— BEGIN Extracted records —

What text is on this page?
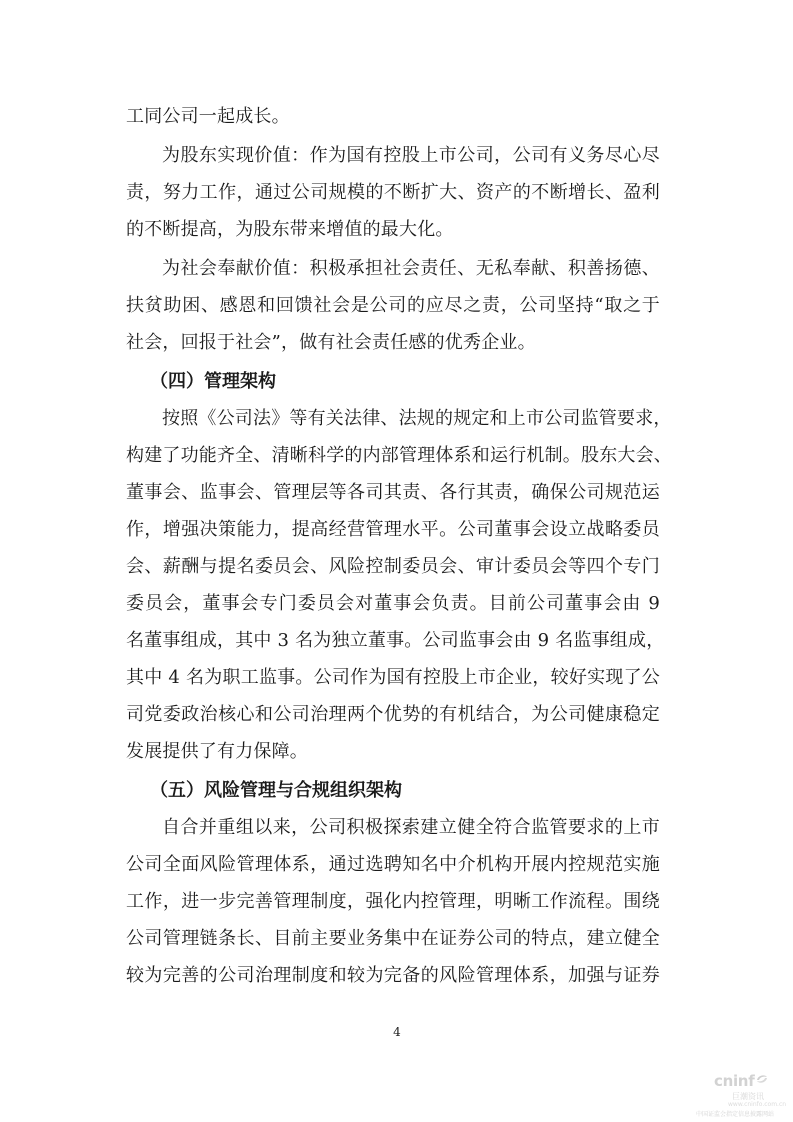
工同公司一起成长。
为股东实现价值：作为国有控股上市公司，公司有义务尽心尽
责，努力工作，通过公司规模的不断扩大、资产的不断增长、盈利
的不断提高，为股东带来增值的最大化。
为社会奉献价值：积极承担社会责任、无私奉献、积善扬德、
扶贫助困、感恩和回馈社会是公司的应尽之责，公司坚持“取之于
社会，回报于社会”，做有社会责任感的优秀企业。
（四）管理架构
按照《公司法》等有关法律、法规的规定和上市公司监管要求，
构建了功能齐全、清晰科学的内部管理体系和运行机制。股东大会、
董事会、监事会、管理层等各司其责、各行其责，确保公司规范运
作，增强决策能力，提高经营管理水平。公司董事会设立战略委员
会、薪酬与提名委员会、风险控制委员会、审计委员会等四个专门
委员会，董事会专门委员会对董事会负责。目前公司董事会由 9
名董事组成，其中 3 名为独立董事。公司监事会由 9 名监事组成，
其中 4 名为职工监事。公司作为国有控股上市企业，较好实现了公
司党委政治核心和公司治理两个优势的有机结合，为公司健康稳定
发展提供了有力保障。
（五）风险管理与合规组织架构
自合并重组以来，公司积极探索建立健全符合监管要求的上市
公司全面风险管理体系，通过选聘知名中介机构开展内控规范实施
工作，进一步完善管理制度，强化内控管理，明晰工作流程。围绕
公司管理链条长、目前主要业务集中在证券公司的特点，建立健全
较为完善的公司治理制度和较为完备的风险管理体系，加强与证券
4
cninf
巨潮资讯
www.cninfo.com.cn
中国证监会指定信息披露网站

— END Extracted records —

## Your instructions
Can you restate all the records above word for word while dropping the pictures?

## Task result
What text is on this page?
工同公司一起成长。
为股东实现价值：作为国有控股上市公司，公司有义务尽心尽
责，努力工作，通过公司规模的不断扩大、资产的不断增长、盈利
的不断提高，为股东带来增值的最大化。
为社会奉献价值：积极承担社会责任、无私奉献、积善扬德、
扶贫助困、感恩和回馈社会是公司的应尽之责，公司坚持“取之于
社会，回报于社会”，做有社会责任感的优秀企业。
（四）管理架构
按照《公司法》等有关法律、法规的规定和上市公司监管要求，
构建了功能齐全、清晰科学的内部管理体系和运行机制。股东大会、
董事会、监事会、管理层等各司其责、各行其责，确保公司规范运
作，增强决策能力，提高经营管理水平。公司董事会设立战略委员
会、薪酬与提名委员会、风险控制委员会、审计委员会等四个专门
委员会，董事会专门委员会对董事会负责。目前公司董事会由 9
名董事组成，其中 3 名为独立董事。公司监事会由 9 名监事组成，
其中 4 名为职工监事。公司作为国有控股上市企业，较好实现了公
司党委政治核心和公司治理两个优势的有机结合，为公司健康稳定
发展提供了有力保障。
（五）风险管理与合规组织架构
自合并重组以来，公司积极探索建立健全符合监管要求的上市
公司全面风险管理体系，通过选聘知名中介机构开展内控规范实施
工作，进一步完善管理制度，强化内控管理，明晰工作流程。围绕
公司管理链条长、目前主要业务集中在证券公司的特点，建立健全
较为完善的公司治理制度和较为完备的风险管理体系，加强与证券
4
cninf
巨潮资讯
www.cninfo.com.cn
中国证监会指定信息披露网站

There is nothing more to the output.